:: THE DATA ::
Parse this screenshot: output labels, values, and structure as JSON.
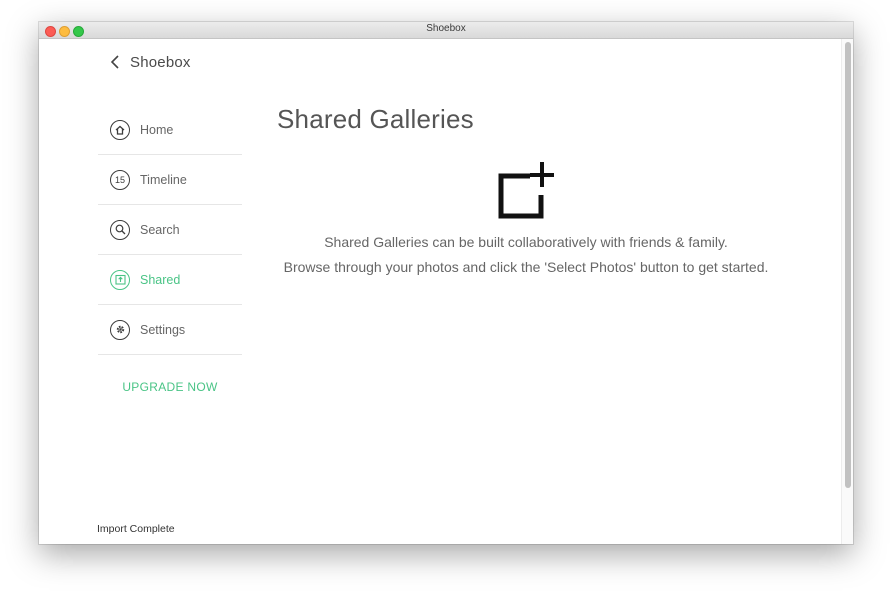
{
  "window": {
    "title": "Shoebox"
  },
  "back": {
    "label": "Shoebox"
  },
  "nav": {
    "items": [
      {
        "label": "Home",
        "icon": "home-icon"
      },
      {
        "label": "Timeline",
        "icon": "timeline-icon",
        "icon_text": "15"
      },
      {
        "label": "Search",
        "icon": "search-icon"
      },
      {
        "label": "Shared",
        "icon": "shared-icon",
        "active": true
      },
      {
        "label": "Settings",
        "icon": "gear-icon"
      }
    ],
    "upgrade_label": "UPGRADE NOW"
  },
  "main": {
    "title": "Shared Galleries",
    "icon": "add-gallery-icon",
    "message_1": "Shared Galleries can be built collaboratively with friends & family.",
    "message_2": "Browse through your photos and click the 'Select Photos' button to get started."
  },
  "status": {
    "text": "Import Complete"
  },
  "colors": {
    "accent": "#4ac486",
    "text": "#666666",
    "title": "#555555"
  }
}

:: INSTRUCTIONS TO FOLLOW ::
Copy everything in the records above except the pictures, exactly as written.

:: REPLY TO THE EXERCISE ::
Parse this screenshot: output labels, values, and structure as JSON.
{
  "window": {
    "title": "Shoebox"
  },
  "back": {
    "label": "Shoebox"
  },
  "nav": {
    "items": [
      {
        "label": "Home",
        "icon": "home-icon"
      },
      {
        "label": "Timeline",
        "icon": "timeline-icon",
        "icon_text": "15"
      },
      {
        "label": "Search",
        "icon": "search-icon"
      },
      {
        "label": "Shared",
        "icon": "shared-icon",
        "active": true
      },
      {
        "label": "Settings",
        "icon": "gear-icon"
      }
    ],
    "upgrade_label": "UPGRADE NOW"
  },
  "main": {
    "title": "Shared Galleries",
    "icon": "add-gallery-icon",
    "message_1": "Shared Galleries can be built collaboratively with friends & family.",
    "message_2": "Browse through your photos and click the 'Select Photos' button to get started."
  },
  "status": {
    "text": "Import Complete"
  },
  "colors": {
    "accent": "#4ac486",
    "text": "#666666",
    "title": "#555555"
  }
}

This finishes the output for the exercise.